• WHAT THIS TASK INVOLVES
Pick out each line of the records that includes the string "sejmowych", and copy it.

• DATASET CONTENT
↓
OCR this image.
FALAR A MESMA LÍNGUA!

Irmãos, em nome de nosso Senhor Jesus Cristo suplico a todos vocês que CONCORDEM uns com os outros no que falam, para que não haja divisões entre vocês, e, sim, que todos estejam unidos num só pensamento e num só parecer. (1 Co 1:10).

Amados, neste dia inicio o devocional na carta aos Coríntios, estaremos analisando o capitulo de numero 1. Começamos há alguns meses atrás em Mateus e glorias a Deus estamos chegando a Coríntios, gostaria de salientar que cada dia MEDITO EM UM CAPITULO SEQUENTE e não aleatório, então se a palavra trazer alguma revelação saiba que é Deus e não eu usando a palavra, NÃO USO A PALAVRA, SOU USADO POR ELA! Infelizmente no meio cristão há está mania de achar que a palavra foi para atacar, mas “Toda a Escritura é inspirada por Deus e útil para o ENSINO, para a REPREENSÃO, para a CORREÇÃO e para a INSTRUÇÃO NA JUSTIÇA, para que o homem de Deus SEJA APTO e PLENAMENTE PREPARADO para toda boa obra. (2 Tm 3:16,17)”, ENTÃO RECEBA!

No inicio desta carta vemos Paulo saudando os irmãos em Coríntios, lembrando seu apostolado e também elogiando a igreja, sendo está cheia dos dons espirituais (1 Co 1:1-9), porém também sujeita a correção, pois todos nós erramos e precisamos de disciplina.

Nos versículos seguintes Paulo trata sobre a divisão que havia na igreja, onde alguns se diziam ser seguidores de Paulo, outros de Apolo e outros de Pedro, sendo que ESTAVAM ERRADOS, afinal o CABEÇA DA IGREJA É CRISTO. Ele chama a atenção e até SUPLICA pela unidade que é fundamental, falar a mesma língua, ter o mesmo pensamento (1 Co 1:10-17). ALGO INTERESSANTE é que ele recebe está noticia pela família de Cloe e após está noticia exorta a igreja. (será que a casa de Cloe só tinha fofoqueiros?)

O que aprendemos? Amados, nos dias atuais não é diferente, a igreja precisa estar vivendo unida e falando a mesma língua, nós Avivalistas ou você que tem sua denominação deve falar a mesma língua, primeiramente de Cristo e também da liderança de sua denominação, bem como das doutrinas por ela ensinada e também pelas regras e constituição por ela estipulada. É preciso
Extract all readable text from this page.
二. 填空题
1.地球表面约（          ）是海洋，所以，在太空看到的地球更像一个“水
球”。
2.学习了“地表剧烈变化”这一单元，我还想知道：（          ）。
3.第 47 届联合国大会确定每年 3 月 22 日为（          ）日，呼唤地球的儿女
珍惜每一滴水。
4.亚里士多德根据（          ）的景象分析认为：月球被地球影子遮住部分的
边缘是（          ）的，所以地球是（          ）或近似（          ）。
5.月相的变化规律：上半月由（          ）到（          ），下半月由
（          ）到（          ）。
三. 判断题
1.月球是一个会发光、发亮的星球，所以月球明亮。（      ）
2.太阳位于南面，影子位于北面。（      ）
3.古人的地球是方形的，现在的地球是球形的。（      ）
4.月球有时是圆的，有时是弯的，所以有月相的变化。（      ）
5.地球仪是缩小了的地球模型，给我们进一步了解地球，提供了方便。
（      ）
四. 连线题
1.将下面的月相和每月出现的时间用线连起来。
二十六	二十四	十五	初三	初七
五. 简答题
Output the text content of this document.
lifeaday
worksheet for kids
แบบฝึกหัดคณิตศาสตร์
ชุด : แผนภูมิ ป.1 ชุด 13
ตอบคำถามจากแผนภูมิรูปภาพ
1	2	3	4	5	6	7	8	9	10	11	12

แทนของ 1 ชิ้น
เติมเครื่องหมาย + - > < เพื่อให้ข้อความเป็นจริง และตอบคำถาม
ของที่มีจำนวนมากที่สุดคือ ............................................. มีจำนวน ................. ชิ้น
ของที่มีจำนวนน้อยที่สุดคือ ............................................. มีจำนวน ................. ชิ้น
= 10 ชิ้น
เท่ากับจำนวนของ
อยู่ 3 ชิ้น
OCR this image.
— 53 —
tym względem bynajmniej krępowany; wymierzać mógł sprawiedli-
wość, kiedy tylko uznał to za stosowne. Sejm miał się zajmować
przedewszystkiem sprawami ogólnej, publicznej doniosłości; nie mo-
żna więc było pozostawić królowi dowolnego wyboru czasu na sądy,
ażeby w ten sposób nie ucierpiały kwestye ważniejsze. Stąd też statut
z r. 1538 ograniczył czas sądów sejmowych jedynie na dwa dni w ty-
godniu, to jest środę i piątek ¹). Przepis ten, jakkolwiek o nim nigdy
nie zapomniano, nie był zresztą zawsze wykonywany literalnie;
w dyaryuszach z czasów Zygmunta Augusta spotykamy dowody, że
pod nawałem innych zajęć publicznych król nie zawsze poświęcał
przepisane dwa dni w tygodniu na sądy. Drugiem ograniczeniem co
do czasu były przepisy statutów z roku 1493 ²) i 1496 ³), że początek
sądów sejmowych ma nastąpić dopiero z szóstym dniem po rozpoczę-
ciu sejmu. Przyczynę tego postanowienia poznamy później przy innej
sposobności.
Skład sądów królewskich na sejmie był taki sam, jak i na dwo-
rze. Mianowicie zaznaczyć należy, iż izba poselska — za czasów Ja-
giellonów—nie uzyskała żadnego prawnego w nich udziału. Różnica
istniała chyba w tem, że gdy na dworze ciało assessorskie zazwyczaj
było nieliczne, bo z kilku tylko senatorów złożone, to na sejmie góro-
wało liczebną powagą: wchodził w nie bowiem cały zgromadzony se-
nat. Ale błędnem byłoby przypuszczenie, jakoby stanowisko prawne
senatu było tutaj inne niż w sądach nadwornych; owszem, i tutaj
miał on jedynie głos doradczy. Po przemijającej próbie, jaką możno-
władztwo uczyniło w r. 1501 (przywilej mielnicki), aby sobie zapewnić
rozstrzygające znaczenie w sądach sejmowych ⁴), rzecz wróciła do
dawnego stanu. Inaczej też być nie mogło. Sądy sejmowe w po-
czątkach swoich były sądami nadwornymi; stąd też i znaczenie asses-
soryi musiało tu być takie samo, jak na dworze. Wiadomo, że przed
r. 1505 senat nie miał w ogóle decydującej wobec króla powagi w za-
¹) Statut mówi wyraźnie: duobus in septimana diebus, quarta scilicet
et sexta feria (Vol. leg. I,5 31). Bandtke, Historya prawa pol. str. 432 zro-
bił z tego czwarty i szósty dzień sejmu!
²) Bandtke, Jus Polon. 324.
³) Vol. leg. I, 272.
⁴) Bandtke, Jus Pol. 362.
↑
• THE RESULT
z r. 1538 ograniczył czas sądów sejmowych jedynie na dwa dni w ty-
sądów sejmowych ma nastąpić dopiero z szóstym dniem po rozpoczę-
rozstrzygające znaczenie w sądach sejmowych ⁴), rzecz wróciła do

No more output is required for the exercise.